Goal » All of the material below is to be repeated exactly.

Dataset records »

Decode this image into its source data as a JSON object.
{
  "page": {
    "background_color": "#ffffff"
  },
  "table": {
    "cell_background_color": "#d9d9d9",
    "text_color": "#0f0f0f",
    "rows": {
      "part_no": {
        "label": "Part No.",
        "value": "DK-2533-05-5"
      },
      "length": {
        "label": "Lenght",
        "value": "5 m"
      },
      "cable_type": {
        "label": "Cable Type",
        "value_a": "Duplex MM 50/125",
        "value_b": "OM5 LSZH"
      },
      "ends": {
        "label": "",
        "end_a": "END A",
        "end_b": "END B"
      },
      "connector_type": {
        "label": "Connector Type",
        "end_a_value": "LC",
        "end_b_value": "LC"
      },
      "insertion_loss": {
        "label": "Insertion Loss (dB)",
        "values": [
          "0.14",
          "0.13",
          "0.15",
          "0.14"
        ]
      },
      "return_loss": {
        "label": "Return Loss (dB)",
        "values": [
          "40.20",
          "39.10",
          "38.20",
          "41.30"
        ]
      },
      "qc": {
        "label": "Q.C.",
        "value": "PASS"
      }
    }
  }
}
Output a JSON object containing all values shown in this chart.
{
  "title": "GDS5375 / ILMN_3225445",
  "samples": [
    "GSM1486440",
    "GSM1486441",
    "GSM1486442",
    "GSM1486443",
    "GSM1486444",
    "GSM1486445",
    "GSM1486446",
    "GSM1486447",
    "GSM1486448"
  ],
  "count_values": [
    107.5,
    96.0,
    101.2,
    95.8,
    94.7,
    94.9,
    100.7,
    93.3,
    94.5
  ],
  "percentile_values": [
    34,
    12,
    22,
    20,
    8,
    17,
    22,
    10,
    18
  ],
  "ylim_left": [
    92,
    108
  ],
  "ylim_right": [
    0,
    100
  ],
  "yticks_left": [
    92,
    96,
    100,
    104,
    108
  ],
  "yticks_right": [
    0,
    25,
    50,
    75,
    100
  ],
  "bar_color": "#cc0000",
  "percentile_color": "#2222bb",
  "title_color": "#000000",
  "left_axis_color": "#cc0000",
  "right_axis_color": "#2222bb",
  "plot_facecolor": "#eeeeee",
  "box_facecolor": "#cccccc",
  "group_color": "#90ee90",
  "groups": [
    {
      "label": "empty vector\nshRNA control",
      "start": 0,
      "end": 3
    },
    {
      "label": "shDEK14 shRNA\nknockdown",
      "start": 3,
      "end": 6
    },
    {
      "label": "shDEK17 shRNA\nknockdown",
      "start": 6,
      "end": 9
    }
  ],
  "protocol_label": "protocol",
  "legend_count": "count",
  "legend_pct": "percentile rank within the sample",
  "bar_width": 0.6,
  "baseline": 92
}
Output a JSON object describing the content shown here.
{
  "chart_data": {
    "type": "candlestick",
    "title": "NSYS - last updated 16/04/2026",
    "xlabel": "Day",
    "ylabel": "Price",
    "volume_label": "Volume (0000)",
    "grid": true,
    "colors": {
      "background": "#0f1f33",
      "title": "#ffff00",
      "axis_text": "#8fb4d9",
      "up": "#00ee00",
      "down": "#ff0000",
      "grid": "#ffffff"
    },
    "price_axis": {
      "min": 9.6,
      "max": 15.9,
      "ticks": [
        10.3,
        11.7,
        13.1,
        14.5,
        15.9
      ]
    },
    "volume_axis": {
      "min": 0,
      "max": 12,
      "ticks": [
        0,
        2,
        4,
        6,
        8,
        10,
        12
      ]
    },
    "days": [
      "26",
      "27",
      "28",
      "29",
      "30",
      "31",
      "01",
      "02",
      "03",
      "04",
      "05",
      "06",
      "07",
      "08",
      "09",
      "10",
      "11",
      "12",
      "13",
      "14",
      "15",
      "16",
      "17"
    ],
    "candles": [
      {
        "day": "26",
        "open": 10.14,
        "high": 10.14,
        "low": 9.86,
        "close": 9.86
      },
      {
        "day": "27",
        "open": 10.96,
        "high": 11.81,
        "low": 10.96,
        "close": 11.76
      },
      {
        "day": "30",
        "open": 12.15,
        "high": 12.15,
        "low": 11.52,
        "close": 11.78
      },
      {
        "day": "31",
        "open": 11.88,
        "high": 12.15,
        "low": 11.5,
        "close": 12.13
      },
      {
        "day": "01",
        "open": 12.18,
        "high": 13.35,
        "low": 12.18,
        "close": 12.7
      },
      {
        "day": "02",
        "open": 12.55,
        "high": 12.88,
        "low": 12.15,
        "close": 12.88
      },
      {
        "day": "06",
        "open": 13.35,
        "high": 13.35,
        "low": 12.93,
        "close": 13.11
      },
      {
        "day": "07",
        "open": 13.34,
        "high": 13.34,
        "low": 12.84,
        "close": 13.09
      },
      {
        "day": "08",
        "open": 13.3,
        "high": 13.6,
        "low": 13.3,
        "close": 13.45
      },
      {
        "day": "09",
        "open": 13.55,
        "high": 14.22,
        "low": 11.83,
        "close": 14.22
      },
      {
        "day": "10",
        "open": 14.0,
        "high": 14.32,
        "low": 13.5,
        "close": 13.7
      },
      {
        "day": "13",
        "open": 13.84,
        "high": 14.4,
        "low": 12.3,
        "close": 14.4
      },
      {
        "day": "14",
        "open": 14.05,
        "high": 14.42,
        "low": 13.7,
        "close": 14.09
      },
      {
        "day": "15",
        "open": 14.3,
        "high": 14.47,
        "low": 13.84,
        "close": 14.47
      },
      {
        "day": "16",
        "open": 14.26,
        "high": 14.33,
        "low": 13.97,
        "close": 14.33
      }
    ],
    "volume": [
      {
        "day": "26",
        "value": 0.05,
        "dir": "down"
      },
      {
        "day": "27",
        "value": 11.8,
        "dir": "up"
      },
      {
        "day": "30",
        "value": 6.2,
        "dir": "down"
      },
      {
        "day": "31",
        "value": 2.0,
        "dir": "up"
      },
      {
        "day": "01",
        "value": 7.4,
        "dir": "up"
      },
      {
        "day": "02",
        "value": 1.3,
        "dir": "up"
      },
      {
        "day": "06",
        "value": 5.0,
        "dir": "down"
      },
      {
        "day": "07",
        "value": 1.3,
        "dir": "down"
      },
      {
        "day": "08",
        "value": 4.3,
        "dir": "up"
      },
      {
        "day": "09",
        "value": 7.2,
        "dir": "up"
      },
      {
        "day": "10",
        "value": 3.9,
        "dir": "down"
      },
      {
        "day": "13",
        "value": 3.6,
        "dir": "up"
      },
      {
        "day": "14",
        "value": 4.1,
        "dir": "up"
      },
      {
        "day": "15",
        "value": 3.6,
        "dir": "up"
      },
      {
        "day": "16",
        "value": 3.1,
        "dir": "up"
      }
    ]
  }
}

Answer in full »
Decode this image into its source data as a JSON object.
{
  "page": {
    "background_color": "#ffffff"
  },
  "table": {
    "cell_background_color": "#d9d9d9",
    "text_color": "#0f0f0f",
    "rows": {
      "part_no": {
        "label": "Part No.",
        "value": "DK-2533-05-5"
      },
      "length": {
        "label": "Lenght",
        "value": "5 m"
      },
      "cable_type": {
        "label": "Cable Type",
        "value_a": "Duplex MM 50/125",
        "value_b": "OM5 LSZH"
      },
      "ends": {
        "label": "",
        "end_a": "END A",
        "end_b": "END B"
      },
      "connector_type": {
        "label": "Connector Type",
        "end_a_value": "LC",
        "end_b_value": "LC"
      },
      "insertion_loss": {
        "label": "Insertion Loss (dB)",
        "values": [
          "0.14",
          "0.13",
          "0.15",
          "0.14"
        ]
      },
      "return_loss": {
        "label": "Return Loss (dB)",
        "values": [
          "40.20",
          "39.10",
          "38.20",
          "41.30"
        ]
      },
      "qc": {
        "label": "Q.C.",
        "value": "PASS"
      }
    }
  }
}
Output a JSON object containing all values shown in this chart.
{
  "title": "GDS5375 / ILMN_3225445",
  "samples": [
    "GSM1486440",
    "GSM1486441",
    "GSM1486442",
    "GSM1486443",
    "GSM1486444",
    "GSM1486445",
    "GSM1486446",
    "GSM1486447",
    "GSM1486448"
  ],
  "count_values": [
    107.5,
    96.0,
    101.2,
    95.8,
    94.7,
    94.9,
    100.7,
    93.3,
    94.5
  ],
  "percentile_values": [
    34,
    12,
    22,
    20,
    8,
    17,
    22,
    10,
    18
  ],
  "ylim_left": [
    92,
    108
  ],
  "ylim_right": [
    0,
    100
  ],
  "yticks_left": [
    92,
    96,
    100,
    104,
    108
  ],
  "yticks_right": [
    0,
    25,
    50,
    75,
    100
  ],
  "bar_color": "#cc0000",
  "percentile_color": "#2222bb",
  "title_color": "#000000",
  "left_axis_color": "#cc0000",
  "right_axis_color": "#2222bb",
  "plot_facecolor": "#eeeeee",
  "box_facecolor": "#cccccc",
  "group_color": "#90ee90",
  "groups": [
    {
      "label": "empty vector\nshRNA control",
      "start": 0,
      "end": 3
    },
    {
      "label": "shDEK14 shRNA\nknockdown",
      "start": 3,
      "end": 6
    },
    {
      "label": "shDEK17 shRNA\nknockdown",
      "start": 6,
      "end": 9
    }
  ],
  "protocol_label": "protocol",
  "legend_count": "count",
  "legend_pct": "percentile rank within the sample",
  "bar_width": 0.6,
  "baseline": 92
}
Output a JSON object describing the content shown here.
{
  "chart_data": {
    "type": "candlestick",
    "title": "NSYS - last updated 16/04/2026",
    "xlabel": "Day",
    "ylabel": "Price",
    "volume_label": "Volume (0000)",
    "grid": true,
    "colors": {
      "background": "#0f1f33",
      "title": "#ffff00",
      "axis_text": "#8fb4d9",
      "up": "#00ee00",
      "down": "#ff0000",
      "grid": "#ffffff"
    },
    "price_axis": {
      "min": 9.6,
      "max": 15.9,
      "ticks": [
        10.3,
        11.7,
        13.1,
        14.5,
        15.9
      ]
    },
    "volume_axis": {
      "min": 0,
      "max": 12,
      "ticks": [
        0,
        2,
        4,
        6,
        8,
        10,
        12
      ]
    },
    "days": [
      "26",
      "27",
      "28",
      "29",
      "30",
      "31",
      "01",
      "02",
      "03",
      "04",
      "05",
      "06",
      "07",
      "08",
      "09",
      "10",
      "11",
      "12",
      "13",
      "14",
      "15",
      "16",
      "17"
    ],
    "candles": [
      {
        "day": "26",
        "open": 10.14,
        "high": 10.14,
        "low": 9.86,
        "close": 9.86
      },
      {
        "day": "27",
        "open": 10.96,
        "high": 11.81,
        "low": 10.96,
        "close": 11.76
      },
      {
        "day": "30",
        "open": 12.15,
        "high": 12.15,
        "low": 11.52,
        "close": 11.78
      },
      {
        "day": "31",
        "open": 11.88,
        "high": 12.15,
        "low": 11.5,
        "close": 12.13
      },
      {
        "day": "01",
        "open": 12.18,
        "high": 13.35,
        "low": 12.18,
        "close": 12.7
      },
      {
        "day": "02",
        "open": 12.55,
        "high": 12.88,
        "low": 12.15,
        "close": 12.88
      },
      {
        "day": "06",
        "open": 13.35,
        "high": 13.35,
        "low": 12.93,
        "close": 13.11
      },
      {
        "day": "07",
        "open": 13.34,
        "high": 13.34,
        "low": 12.84,
        "close": 13.09
      },
      {
        "day": "08",
        "open": 13.3,
        "high": 13.6,
        "low": 13.3,
        "close": 13.45
      },
      {
        "day": "09",
        "open": 13.55,
        "high": 14.22,
        "low": 11.83,
        "close": 14.22
      },
      {
        "day": "10",
        "open": 14.0,
        "high": 14.32,
        "low": 13.5,
        "close": 13.7
      },
      {
        "day": "13",
        "open": 13.84,
        "high": 14.4,
        "low": 12.3,
        "close": 14.4
      },
      {
        "day": "14",
        "open": 14.05,
        "high": 14.42,
        "low": 13.7,
        "close": 14.09
      },
      {
        "day": "15",
        "open": 14.3,
        "high": 14.47,
        "low": 13.84,
        "close": 14.47
      },
      {
        "day": "16",
        "open": 14.26,
        "high": 14.33,
        "low": 13.97,
        "close": 14.33
      }
    ],
    "volume": [
      {
        "day": "26",
        "value": 0.05,
        "dir": "down"
      },
      {
        "day": "27",
        "value": 11.8,
        "dir": "up"
      },
      {
        "day": "30",
        "value": 6.2,
        "dir": "down"
      },
      {
        "day": "31",
        "value": 2.0,
        "dir": "up"
      },
      {
        "day": "01",
        "value": 7.4,
        "dir": "up"
      },
      {
        "day": "02",
        "value": 1.3,
        "dir": "up"
      },
      {
        "day": "06",
        "value": 5.0,
        "dir": "down"
      },
      {
        "day": "07",
        "value": 1.3,
        "dir": "down"
      },
      {
        "day": "08",
        "value": 4.3,
        "dir": "up"
      },
      {
        "day": "09",
        "value": 7.2,
        "dir": "up"
      },
      {
        "day": "10",
        "value": 3.9,
        "dir": "down"
      },
      {
        "day": "13",
        "value": 3.6,
        "dir": "up"
      },
      {
        "day": "14",
        "value": 4.1,
        "dir": "up"
      },
      {
        "day": "15",
        "value": 3.6,
        "dir": "up"
      },
      {
        "day": "16",
        "value": 3.1,
        "dir": "up"
      }
    ]
  }
}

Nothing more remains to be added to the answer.